## [Items listed in a dataset]
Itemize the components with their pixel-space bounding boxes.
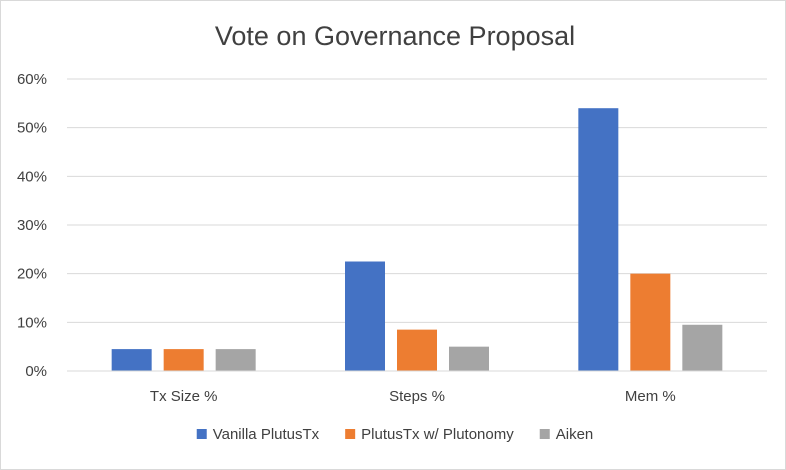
legend-label: Aiken: [556, 426, 594, 443]
y-tick-label: 10%: [17, 314, 47, 331]
bars: [111, 108, 723, 371]
legend-swatch: [539, 429, 550, 439]
legend-swatch: [345, 429, 356, 439]
x-tick-label: Steps %: [389, 388, 445, 405]
bar-1-1: [111, 349, 152, 371]
bar-2-1: [163, 349, 204, 371]
x-axis: Tx Size % Steps % Mem %: [67, 370, 767, 405]
y-tick-label: 0%: [25, 363, 47, 380]
y-tick-label: 40%: [17, 168, 47, 185]
legend-label: PlutusTx w/ Plutonomy: [361, 426, 514, 443]
y-axis-ticks: 0% 10% 20% 30% 40% 50% 60%: [17, 71, 47, 380]
legend-swatch: [196, 429, 207, 439]
legend-label: Vanilla PlutusTx: [213, 426, 320, 443]
x-tick-label: Mem %: [625, 388, 676, 405]
x-tick-label: Tx Size %: [150, 388, 218, 405]
bar-1-3: [578, 108, 619, 371]
y-tick-label: 20%: [17, 266, 47, 283]
bar-3-1: [215, 349, 256, 371]
bar-2-3: [630, 273, 671, 371]
bar-1-2: [345, 261, 385, 371]
y-tick-label: 30%: [17, 217, 47, 234]
legend: Vanilla PlutusTx PlutusTx w/ Plutonomy Aik…: [196, 426, 594, 443]
bar-3-2: [449, 346, 489, 371]
bar-3-3: [682, 324, 723, 371]
y-tick-label: 50%: [17, 120, 47, 137]
bar-2-2: [397, 329, 437, 371]
y-tick-label: 60%: [17, 71, 47, 88]
chart-title: Vote on Governance Proposal: [215, 21, 575, 51]
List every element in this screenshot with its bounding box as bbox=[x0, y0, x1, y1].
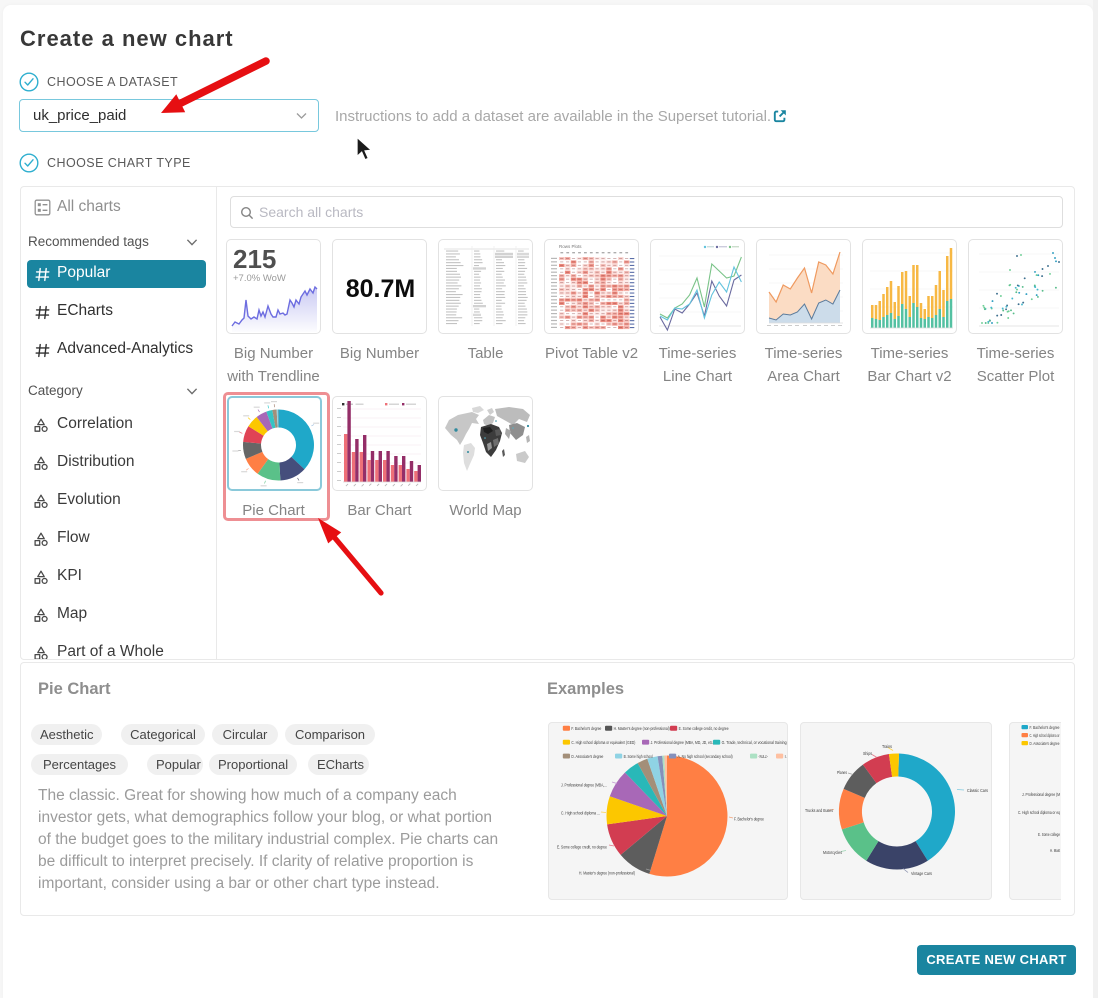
svg-text:H. Master's degree (non-profes: H. Master's degree (non-professional) bbox=[579, 871, 635, 877]
svg-text:E. Some college: E. Some college bbox=[1038, 832, 1060, 838]
svg-text:F. Bachelor's degree: F. Bachelor's degree bbox=[571, 726, 601, 731]
svg-text:215: 215 bbox=[233, 244, 276, 274]
svg-text:Ships: Ships bbox=[863, 751, 872, 757]
svg-text:Trucks and Buses: Trucks and Buses bbox=[805, 808, 833, 814]
svg-text:+7.0% WoW: +7.0% WoW bbox=[233, 273, 286, 284]
svg-text:C. High school diploma ...: C. High school diploma ... bbox=[561, 811, 600, 817]
svg-text:J. Professional degree (MBA, M: J. Professional degree (MBA, MD, JD, etc… bbox=[651, 740, 715, 745]
svg-text:J. Professional degree (M: J. Professional degree (M bbox=[1022, 792, 1060, 798]
svg-text:H. Mast: H. Mast bbox=[1050, 848, 1060, 854]
svg-text:I. Ph.D.: I. Ph.D. bbox=[785, 754, 787, 759]
svg-text:E. Some college credit, no deg: E. Some college credit, no degree bbox=[679, 726, 729, 731]
svg-text:Motorcycles: Motorcycles bbox=[823, 850, 842, 856]
svg-text:D. Associate's degree: D. Associate's degree bbox=[571, 754, 603, 759]
svg-text:J. Professional degree (MBA,..: J. Professional degree (MBA,... bbox=[561, 783, 607, 789]
svg-text:A. No high school (secondary s: A. No high school (secondary school) bbox=[678, 754, 733, 759]
svg-text:Rows Plots: Rows Plots bbox=[559, 244, 582, 249]
svg-text:<NULL>: <NULL> bbox=[759, 754, 768, 759]
svg-text:C. High school diploma or: C. High school diploma or bbox=[1030, 733, 1060, 738]
svg-text:H. Master's degree (non-profes: H. Master's degree (non-professional) bbox=[614, 726, 670, 731]
svg-text:G. Trade, technical, or vocati: G. Trade, technical, or vocational train… bbox=[722, 740, 787, 745]
svg-text:E. Some college credit, no deg: E. Some college credit, no degree bbox=[557, 845, 607, 851]
svg-text:Vintage Cars: Vintage Cars bbox=[911, 871, 932, 877]
svg-text:Trains: Trains bbox=[882, 744, 892, 750]
svg-text:C. High school diploma or eq: C. High school diploma or eq bbox=[1018, 810, 1060, 816]
svg-text:D. Associate's degree: D. Associate's degree bbox=[1030, 741, 1060, 746]
svg-text:80.7M: 80.7M bbox=[346, 275, 415, 303]
svg-text:C. High school diploma or equi: C. High school diploma or equivalent (GE… bbox=[571, 740, 635, 745]
svg-text:F. Bachelor's degree: F. Bachelor's degree bbox=[734, 817, 764, 823]
svg-text:B. Some high school: B. Some high school bbox=[624, 754, 653, 759]
svg-text:F. Bachelor's degree: F. Bachelor's degree bbox=[1030, 725, 1061, 730]
svg-text:Classic Cars: Classic Cars bbox=[967, 788, 988, 794]
svg-text:Planes: Planes bbox=[837, 770, 847, 776]
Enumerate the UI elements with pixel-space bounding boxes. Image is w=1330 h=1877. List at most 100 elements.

## [DO THIS]
Copy every line of the rows above word for word, leaving out the pictures.

## [ANSWER TO THIS EXERCISE]
Itemize the components with their pixel-space bounding boxes.
legend-label: Aiken: [556, 426, 594, 443]
y-tick-label: 10%: [17, 314, 47, 331]
bars: [111, 108, 723, 371]
legend-swatch: [539, 429, 550, 439]
legend-swatch: [345, 429, 356, 439]
x-tick-label: Steps %: [389, 388, 445, 405]
bar-1-1: [111, 349, 152, 371]
bar-2-1: [163, 349, 204, 371]
x-axis: Tx Size % Steps % Mem %: [67, 370, 767, 405]
y-tick-label: 0%: [25, 363, 47, 380]
y-tick-label: 40%: [17, 168, 47, 185]
legend-label: PlutusTx w/ Plutonomy: [361, 426, 514, 443]
y-axis-ticks: 0% 10% 20% 30% 40% 50% 60%: [17, 71, 47, 380]
legend-swatch: [196, 429, 207, 439]
legend-label: Vanilla PlutusTx: [213, 426, 320, 443]
x-tick-label: Mem %: [625, 388, 676, 405]
x-tick-label: Tx Size %: [150, 388, 218, 405]
bar-1-3: [578, 108, 619, 371]
y-tick-label: 20%: [17, 266, 47, 283]
bar-3-1: [215, 349, 256, 371]
bar-2-3: [630, 273, 671, 371]
bar-1-2: [345, 261, 385, 371]
y-tick-label: 30%: [17, 217, 47, 234]
legend: Vanilla PlutusTx PlutusTx w/ Plutonomy Aik…: [196, 426, 594, 443]
bar-3-2: [449, 346, 489, 371]
bar-3-3: [682, 324, 723, 371]
y-tick-label: 50%: [17, 120, 47, 137]
bar-2-2: [397, 329, 437, 371]
y-tick-label: 60%: [17, 71, 47, 88]
chart-title: Vote on Governance Proposal: [215, 21, 575, 51]
List every element in this screenshot with its bounding box as bbox=[x0, y0, x1, y1].
svg-text:H. Master's degree (non-profes: H. Master's degree (non-professional) bbox=[579, 871, 635, 877]
svg-text:E. Some college: E. Some college bbox=[1038, 832, 1060, 838]
svg-text:F. Bachelor's degree: F. Bachelor's degree bbox=[571, 726, 601, 731]
svg-text:215: 215 bbox=[233, 244, 276, 274]
svg-text:Ships: Ships bbox=[863, 751, 872, 757]
svg-text:Trucks and Buses: Trucks and Buses bbox=[805, 808, 833, 814]
svg-text:+7.0% WoW: +7.0% WoW bbox=[233, 273, 286, 284]
svg-text:C. High school diploma ...: C. High school diploma ... bbox=[561, 811, 600, 817]
svg-text:J. Professional degree (MBA, M: J. Professional degree (MBA, MD, JD, etc… bbox=[651, 740, 715, 745]
svg-text:J. Professional degree (M: J. Professional degree (M bbox=[1022, 792, 1060, 798]
svg-text:H. Mast: H. Mast bbox=[1050, 848, 1060, 854]
svg-text:I. Ph.D.: I. Ph.D. bbox=[785, 754, 787, 759]
svg-text:E. Some college credit, no deg: E. Some college credit, no degree bbox=[679, 726, 729, 731]
svg-text:Motorcycles: Motorcycles bbox=[823, 850, 842, 856]
svg-text:D. Associate's degree: D. Associate's degree bbox=[571, 754, 603, 759]
svg-text:J. Professional degree (MBA,..: J. Professional degree (MBA,... bbox=[561, 783, 607, 789]
svg-text:A. No high school (secondary s: A. No high school (secondary school) bbox=[678, 754, 733, 759]
svg-text:Rows Plots: Rows Plots bbox=[559, 244, 582, 249]
svg-text:<NULL>: <NULL> bbox=[759, 754, 768, 759]
svg-text:C. High school diploma or: C. High school diploma or bbox=[1030, 733, 1060, 738]
svg-text:H. Master's degree (non-profes: H. Master's degree (non-professional) bbox=[614, 726, 670, 731]
svg-text:G. Trade, technical, or vocati: G. Trade, technical, or vocational train… bbox=[722, 740, 787, 745]
svg-text:E. Some college credit, no deg: E. Some college credit, no degree bbox=[557, 845, 607, 851]
svg-text:Vintage Cars: Vintage Cars bbox=[911, 871, 932, 877]
svg-text:Trains: Trains bbox=[882, 744, 892, 750]
svg-text:C. High school diploma or eq: C. High school diploma or eq bbox=[1018, 810, 1060, 816]
svg-text:D. Associate's degree: D. Associate's degree bbox=[1030, 741, 1060, 746]
svg-text:80.7M: 80.7M bbox=[346, 275, 415, 303]
svg-text:C. High school diploma or equi: C. High school diploma or equivalent (GE… bbox=[571, 740, 635, 745]
svg-text:F. Bachelor's degree: F. Bachelor's degree bbox=[734, 817, 764, 823]
svg-text:B. Some high school: B. Some high school bbox=[624, 754, 653, 759]
svg-text:F. Bachelor's degree: F. Bachelor's degree bbox=[1030, 725, 1061, 730]
svg-text:Classic Cars: Classic Cars bbox=[967, 788, 988, 794]
svg-text:Planes: Planes bbox=[837, 770, 847, 776]
Enumerate the UI elements with pixel-space bounding boxes. Image is w=1330 h=1877. List at most 100 elements.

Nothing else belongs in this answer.